All the records that follow need to be reproduced exactly. Omit the images.

.....

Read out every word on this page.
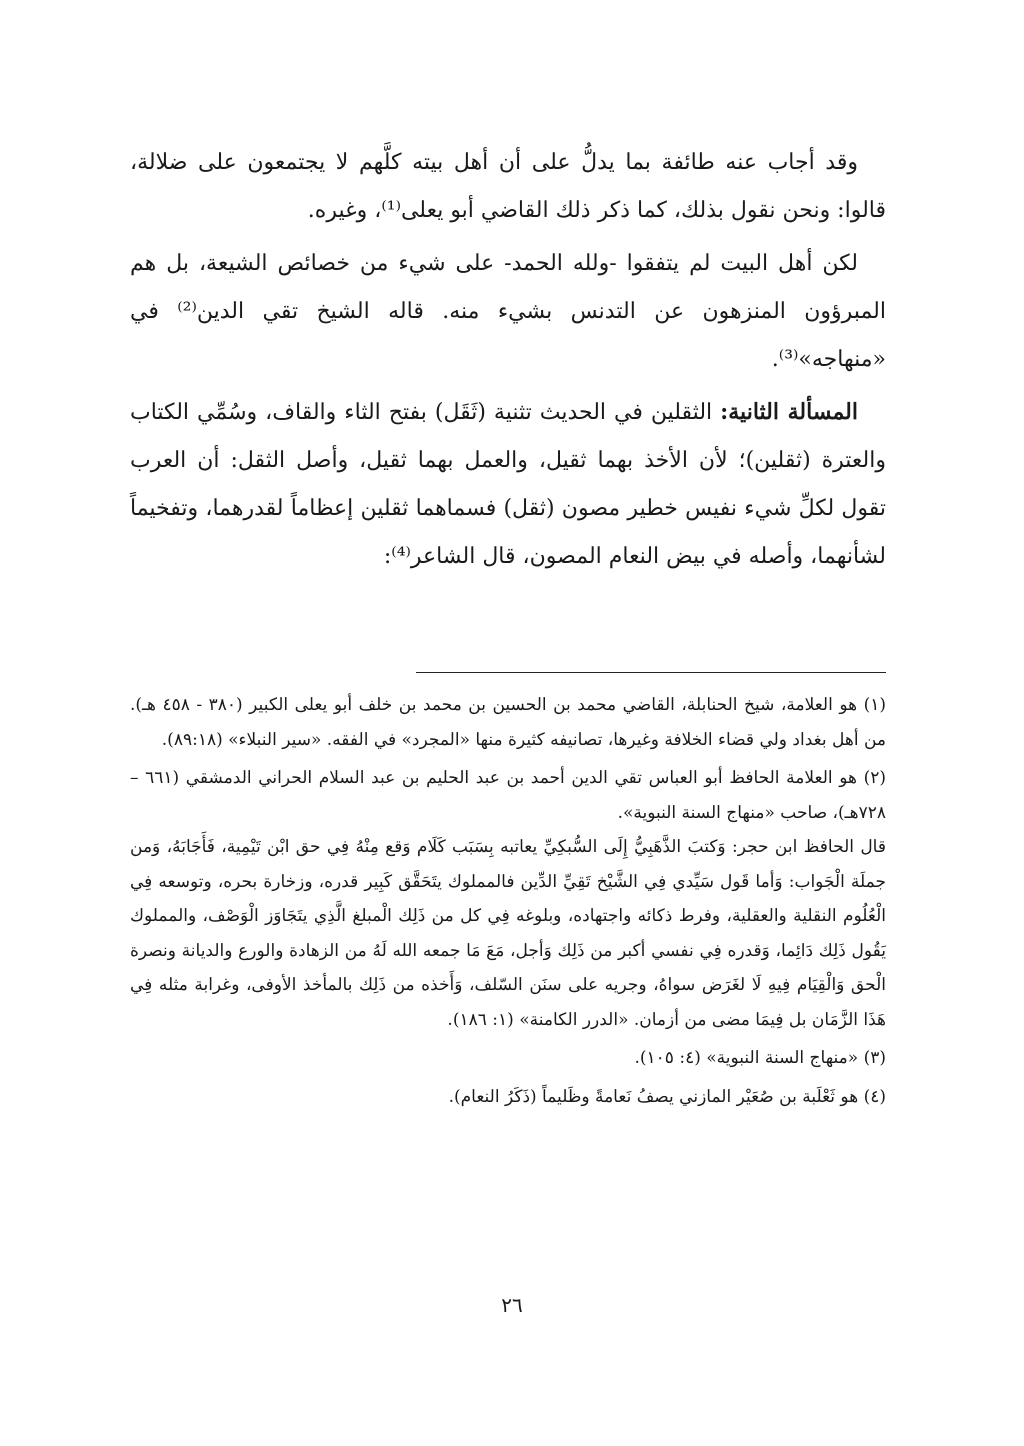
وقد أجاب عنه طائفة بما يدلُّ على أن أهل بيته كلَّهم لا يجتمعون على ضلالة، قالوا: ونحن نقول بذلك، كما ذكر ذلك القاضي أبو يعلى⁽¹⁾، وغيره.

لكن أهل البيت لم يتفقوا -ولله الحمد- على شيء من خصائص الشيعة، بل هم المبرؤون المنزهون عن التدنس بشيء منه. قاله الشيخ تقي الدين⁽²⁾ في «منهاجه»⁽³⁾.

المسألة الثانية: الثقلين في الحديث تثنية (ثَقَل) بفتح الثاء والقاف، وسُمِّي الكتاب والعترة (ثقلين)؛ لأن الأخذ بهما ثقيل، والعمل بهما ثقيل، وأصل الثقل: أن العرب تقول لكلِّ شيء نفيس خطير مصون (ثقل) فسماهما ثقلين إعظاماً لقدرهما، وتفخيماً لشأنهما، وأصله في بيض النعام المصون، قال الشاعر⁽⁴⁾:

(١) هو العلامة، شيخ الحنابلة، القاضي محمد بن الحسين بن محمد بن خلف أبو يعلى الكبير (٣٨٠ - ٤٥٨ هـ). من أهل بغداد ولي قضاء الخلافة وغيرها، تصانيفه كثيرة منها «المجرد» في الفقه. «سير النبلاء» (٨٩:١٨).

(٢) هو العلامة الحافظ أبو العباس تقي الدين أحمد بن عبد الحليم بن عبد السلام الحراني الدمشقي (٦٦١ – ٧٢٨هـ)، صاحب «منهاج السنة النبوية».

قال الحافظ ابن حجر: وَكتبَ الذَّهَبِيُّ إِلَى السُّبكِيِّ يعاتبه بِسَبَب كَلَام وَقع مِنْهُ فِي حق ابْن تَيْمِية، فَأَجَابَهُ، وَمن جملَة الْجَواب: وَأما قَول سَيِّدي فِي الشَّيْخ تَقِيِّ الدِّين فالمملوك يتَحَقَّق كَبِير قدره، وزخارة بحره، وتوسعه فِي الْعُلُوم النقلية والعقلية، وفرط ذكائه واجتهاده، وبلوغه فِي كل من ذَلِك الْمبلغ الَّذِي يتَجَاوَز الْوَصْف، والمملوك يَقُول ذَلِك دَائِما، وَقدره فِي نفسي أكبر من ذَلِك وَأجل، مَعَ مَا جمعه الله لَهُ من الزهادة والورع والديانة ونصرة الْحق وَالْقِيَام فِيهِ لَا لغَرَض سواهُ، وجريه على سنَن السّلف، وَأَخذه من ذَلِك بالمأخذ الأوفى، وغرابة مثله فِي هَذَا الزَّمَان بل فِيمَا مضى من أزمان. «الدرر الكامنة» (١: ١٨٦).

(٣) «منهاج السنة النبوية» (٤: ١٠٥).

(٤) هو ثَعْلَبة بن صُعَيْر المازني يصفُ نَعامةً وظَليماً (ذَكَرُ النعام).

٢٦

.....

> Exercise solution
Read out every word on this page.
وقد أجاب عنه طائفة بما يدلُّ على أن أهل بيته كلَّهم لا يجتمعون على ضلالة، قالوا: ونحن نقول بذلك، كما ذكر ذلك القاضي أبو يعلى⁽¹⁾، وغيره.

لكن أهل البيت لم يتفقوا -ولله الحمد- على شيء من خصائص الشيعة، بل هم المبرؤون المنزهون عن التدنس بشيء منه. قاله الشيخ تقي الدين⁽²⁾ في «منهاجه»⁽³⁾.

المسألة الثانية: الثقلين في الحديث تثنية (ثَقَل) بفتح الثاء والقاف، وسُمِّي الكتاب والعترة (ثقلين)؛ لأن الأخذ بهما ثقيل، والعمل بهما ثقيل، وأصل الثقل: أن العرب تقول لكلِّ شيء نفيس خطير مصون (ثقل) فسماهما ثقلين إعظاماً لقدرهما، وتفخيماً لشأنهما، وأصله في بيض النعام المصون، قال الشاعر⁽⁴⁾:

(١) هو العلامة، شيخ الحنابلة، القاضي محمد بن الحسين بن محمد بن خلف أبو يعلى الكبير (٣٨٠ - ٤٥٨ هـ). من أهل بغداد ولي قضاء الخلافة وغيرها، تصانيفه كثيرة منها «المجرد» في الفقه. «سير النبلاء» (٨٩:١٨).

(٢) هو العلامة الحافظ أبو العباس تقي الدين أحمد بن عبد الحليم بن عبد السلام الحراني الدمشقي (٦٦١ – ٧٢٨هـ)، صاحب «منهاج السنة النبوية».

قال الحافظ ابن حجر: وَكتبَ الذَّهَبِيُّ إِلَى السُّبكِيِّ يعاتبه بِسَبَب كَلَام وَقع مِنْهُ فِي حق ابْن تَيْمِية، فَأَجَابَهُ، وَمن جملَة الْجَواب: وَأما قَول سَيِّدي فِي الشَّيْخ تَقِيِّ الدِّين فالمملوك يتَحَقَّق كَبِير قدره، وزخارة بحره، وتوسعه فِي الْعُلُوم النقلية والعقلية، وفرط ذكائه واجتهاده، وبلوغه فِي كل من ذَلِك الْمبلغ الَّذِي يتَجَاوَز الْوَصْف، والمملوك يَقُول ذَلِك دَائِما، وَقدره فِي نفسي أكبر من ذَلِك وَأجل، مَعَ مَا جمعه الله لَهُ من الزهادة والورع والديانة ونصرة الْحق وَالْقِيَام فِيهِ لَا لغَرَض سواهُ، وجريه على سنَن السّلف، وَأَخذه من ذَلِك بالمأخذ الأوفى، وغرابة مثله فِي هَذَا الزَّمَان بل فِيمَا مضى من أزمان. «الدرر الكامنة» (١: ١٨٦).

(٣) «منهاج السنة النبوية» (٤: ١٠٥).

(٤) هو ثَعْلَبة بن صُعَيْر المازني يصفُ نَعامةً وظَليماً (ذَكَرُ النعام).

٢٦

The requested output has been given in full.